## [Task description]
Rewrite the data, changing every "Circle shape" to "Ellipse shape" and leaving all other text the same.

___ Given records

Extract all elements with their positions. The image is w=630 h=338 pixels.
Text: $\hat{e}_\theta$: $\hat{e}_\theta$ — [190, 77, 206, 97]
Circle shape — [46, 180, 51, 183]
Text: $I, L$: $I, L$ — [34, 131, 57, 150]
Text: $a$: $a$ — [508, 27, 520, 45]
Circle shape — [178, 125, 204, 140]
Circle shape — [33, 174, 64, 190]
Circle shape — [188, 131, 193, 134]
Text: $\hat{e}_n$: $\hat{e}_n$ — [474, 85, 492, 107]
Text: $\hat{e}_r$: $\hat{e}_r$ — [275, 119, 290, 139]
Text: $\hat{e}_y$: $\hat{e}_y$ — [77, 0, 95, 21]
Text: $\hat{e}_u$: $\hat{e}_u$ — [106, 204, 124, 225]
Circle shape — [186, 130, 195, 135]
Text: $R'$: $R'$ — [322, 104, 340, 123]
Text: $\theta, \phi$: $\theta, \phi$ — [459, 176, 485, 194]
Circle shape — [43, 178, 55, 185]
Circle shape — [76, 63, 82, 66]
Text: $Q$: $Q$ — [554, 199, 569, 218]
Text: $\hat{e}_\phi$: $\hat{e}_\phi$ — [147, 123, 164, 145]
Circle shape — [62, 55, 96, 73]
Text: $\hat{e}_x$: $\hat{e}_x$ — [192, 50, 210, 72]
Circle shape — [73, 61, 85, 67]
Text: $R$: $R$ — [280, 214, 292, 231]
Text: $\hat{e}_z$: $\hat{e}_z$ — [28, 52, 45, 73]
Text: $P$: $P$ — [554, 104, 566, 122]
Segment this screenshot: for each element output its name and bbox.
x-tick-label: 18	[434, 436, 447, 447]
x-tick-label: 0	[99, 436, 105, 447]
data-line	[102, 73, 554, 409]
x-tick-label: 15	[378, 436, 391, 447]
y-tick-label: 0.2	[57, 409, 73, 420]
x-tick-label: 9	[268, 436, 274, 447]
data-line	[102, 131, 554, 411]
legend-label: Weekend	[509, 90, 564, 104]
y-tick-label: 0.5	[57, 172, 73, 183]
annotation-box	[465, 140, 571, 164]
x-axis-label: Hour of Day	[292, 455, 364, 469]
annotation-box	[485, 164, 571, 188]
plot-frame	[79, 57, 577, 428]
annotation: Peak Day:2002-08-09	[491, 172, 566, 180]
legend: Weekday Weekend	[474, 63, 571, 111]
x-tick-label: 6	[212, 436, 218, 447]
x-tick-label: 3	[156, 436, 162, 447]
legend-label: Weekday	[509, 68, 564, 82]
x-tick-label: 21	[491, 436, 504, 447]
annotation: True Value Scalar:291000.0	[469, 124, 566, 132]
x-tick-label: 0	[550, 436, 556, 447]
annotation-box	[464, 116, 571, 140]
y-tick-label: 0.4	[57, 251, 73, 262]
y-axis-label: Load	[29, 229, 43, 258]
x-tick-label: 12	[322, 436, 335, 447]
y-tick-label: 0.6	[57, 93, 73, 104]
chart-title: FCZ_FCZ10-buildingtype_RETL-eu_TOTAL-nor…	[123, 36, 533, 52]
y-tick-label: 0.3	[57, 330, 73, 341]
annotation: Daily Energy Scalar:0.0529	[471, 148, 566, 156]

______

## [Response to the task]
Extract all elements with their positions. The image is w=630 h=338 pixels.
Text: $\hat{e}_\theta$: $\hat{e}_\theta$ — [190, 77, 206, 97]
Ellipse shape — [46, 180, 51, 183]
Text: $I, L$: $I, L$ — [34, 131, 57, 150]
Text: $a$: $a$ — [508, 27, 520, 45]
Ellipse shape — [178, 125, 204, 140]
Ellipse shape — [33, 174, 64, 190]
Ellipse shape — [188, 131, 193, 134]
Text: $\hat{e}_n$: $\hat{e}_n$ — [474, 85, 492, 107]
Text: $\hat{e}_r$: $\hat{e}_r$ — [275, 119, 290, 139]
Text: $\hat{e}_y$: $\hat{e}_y$ — [77, 0, 95, 21]
Text: $\hat{e}_u$: $\hat{e}_u$ — [106, 204, 124, 225]
Ellipse shape — [186, 130, 195, 135]
Text: $R'$: $R'$ — [322, 104, 340, 123]
Text: $\theta, \phi$: $\theta, \phi$ — [459, 176, 485, 194]
Ellipse shape — [43, 178, 55, 185]
Ellipse shape — [76, 63, 82, 66]
Text: $Q$: $Q$ — [554, 199, 569, 218]
Text: $\hat{e}_\phi$: $\hat{e}_\phi$ — [147, 123, 164, 145]
Ellipse shape — [62, 55, 96, 73]
Text: $\hat{e}_x$: $\hat{e}_x$ — [192, 50, 210, 72]
Ellipse shape — [73, 61, 85, 67]
Text: $R$: $R$ — [280, 214, 292, 231]
Text: $\hat{e}_z$: $\hat{e}_z$ — [28, 52, 45, 73]
Text: $P$: $P$ — [554, 104, 566, 122]
Segment this screenshot: for each element output its name and bbox.
x-tick-label: 18	[434, 436, 447, 447]
x-tick-label: 0	[99, 436, 105, 447]
data-line	[102, 73, 554, 409]
x-tick-label: 15	[378, 436, 391, 447]
y-tick-label: 0.2	[57, 409, 73, 420]
x-tick-label: 9	[268, 436, 274, 447]
data-line	[102, 131, 554, 411]
legend-label: Weekend	[509, 90, 564, 104]
y-tick-label: 0.5	[57, 172, 73, 183]
annotation-box	[465, 140, 571, 164]
x-axis-label: Hour of Day	[292, 455, 364, 469]
annotation-box	[485, 164, 571, 188]
plot-frame	[79, 57, 577, 428]
annotation: Peak Day:2002-08-09	[491, 172, 566, 180]
legend: Weekday Weekend	[474, 63, 571, 111]
x-tick-label: 6	[212, 436, 218, 447]
x-tick-label: 3	[156, 436, 162, 447]
legend-label: Weekday	[509, 68, 564, 82]
x-tick-label: 21	[491, 436, 504, 447]
annotation: True Value Scalar:291000.0	[469, 124, 566, 132]
x-tick-label: 0	[550, 436, 556, 447]
annotation-box	[464, 116, 571, 140]
y-tick-label: 0.4	[57, 251, 73, 262]
y-axis-label: Load	[29, 229, 43, 258]
x-tick-label: 12	[322, 436, 335, 447]
y-tick-label: 0.6	[57, 93, 73, 104]
chart-title: FCZ_FCZ10-buildingtype_RETL-eu_TOTAL-nor…	[123, 36, 533, 52]
y-tick-label: 0.3	[57, 330, 73, 341]
annotation: Daily Energy Scalar:0.0529	[471, 148, 566, 156]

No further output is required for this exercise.